[Records from a collection]
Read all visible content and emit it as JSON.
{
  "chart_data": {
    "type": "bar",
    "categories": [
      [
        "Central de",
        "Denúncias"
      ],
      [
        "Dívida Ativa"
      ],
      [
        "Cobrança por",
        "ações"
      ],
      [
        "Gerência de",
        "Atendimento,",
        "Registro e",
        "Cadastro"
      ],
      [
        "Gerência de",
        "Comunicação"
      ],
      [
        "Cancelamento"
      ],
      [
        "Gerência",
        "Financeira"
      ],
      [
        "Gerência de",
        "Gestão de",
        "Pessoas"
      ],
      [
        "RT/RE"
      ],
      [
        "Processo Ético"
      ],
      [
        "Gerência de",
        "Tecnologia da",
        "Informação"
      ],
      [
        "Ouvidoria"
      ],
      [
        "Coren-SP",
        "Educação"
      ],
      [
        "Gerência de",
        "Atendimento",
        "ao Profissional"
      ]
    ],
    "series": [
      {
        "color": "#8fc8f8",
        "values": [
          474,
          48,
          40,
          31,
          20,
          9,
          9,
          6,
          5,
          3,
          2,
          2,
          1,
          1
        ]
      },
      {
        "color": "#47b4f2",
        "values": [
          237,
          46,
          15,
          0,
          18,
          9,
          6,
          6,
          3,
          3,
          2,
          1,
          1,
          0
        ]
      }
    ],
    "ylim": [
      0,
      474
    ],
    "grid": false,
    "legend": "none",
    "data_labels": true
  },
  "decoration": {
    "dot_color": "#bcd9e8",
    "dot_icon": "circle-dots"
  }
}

### Objective
Please return the data above exactly as given.

### Task solution
Read all visible content and emit it as JSON.
{
  "chart_data": {
    "type": "bar",
    "categories": [
      [
        "Central de",
        "Denúncias"
      ],
      [
        "Dívida Ativa"
      ],
      [
        "Cobrança por",
        "ações"
      ],
      [
        "Gerência de",
        "Atendimento,",
        "Registro e",
        "Cadastro"
      ],
      [
        "Gerência de",
        "Comunicação"
      ],
      [
        "Cancelamento"
      ],
      [
        "Gerência",
        "Financeira"
      ],
      [
        "Gerência de",
        "Gestão de",
        "Pessoas"
      ],
      [
        "RT/RE"
      ],
      [
        "Processo Ético"
      ],
      [
        "Gerência de",
        "Tecnologia da",
        "Informação"
      ],
      [
        "Ouvidoria"
      ],
      [
        "Coren-SP",
        "Educação"
      ],
      [
        "Gerência de",
        "Atendimento",
        "ao Profissional"
      ]
    ],
    "series": [
      {
        "color": "#8fc8f8",
        "values": [
          474,
          48,
          40,
          31,
          20,
          9,
          9,
          6,
          5,
          3,
          2,
          2,
          1,
          1
        ]
      },
      {
        "color": "#47b4f2",
        "values": [
          237,
          46,
          15,
          0,
          18,
          9,
          6,
          6,
          3,
          3,
          2,
          1,
          1,
          0
        ]
      }
    ],
    "ylim": [
      0,
      474
    ],
    "grid": false,
    "legend": "none",
    "data_labels": true
  },
  "decoration": {
    "dot_color": "#bcd9e8",
    "dot_icon": "circle-dots"
  }
}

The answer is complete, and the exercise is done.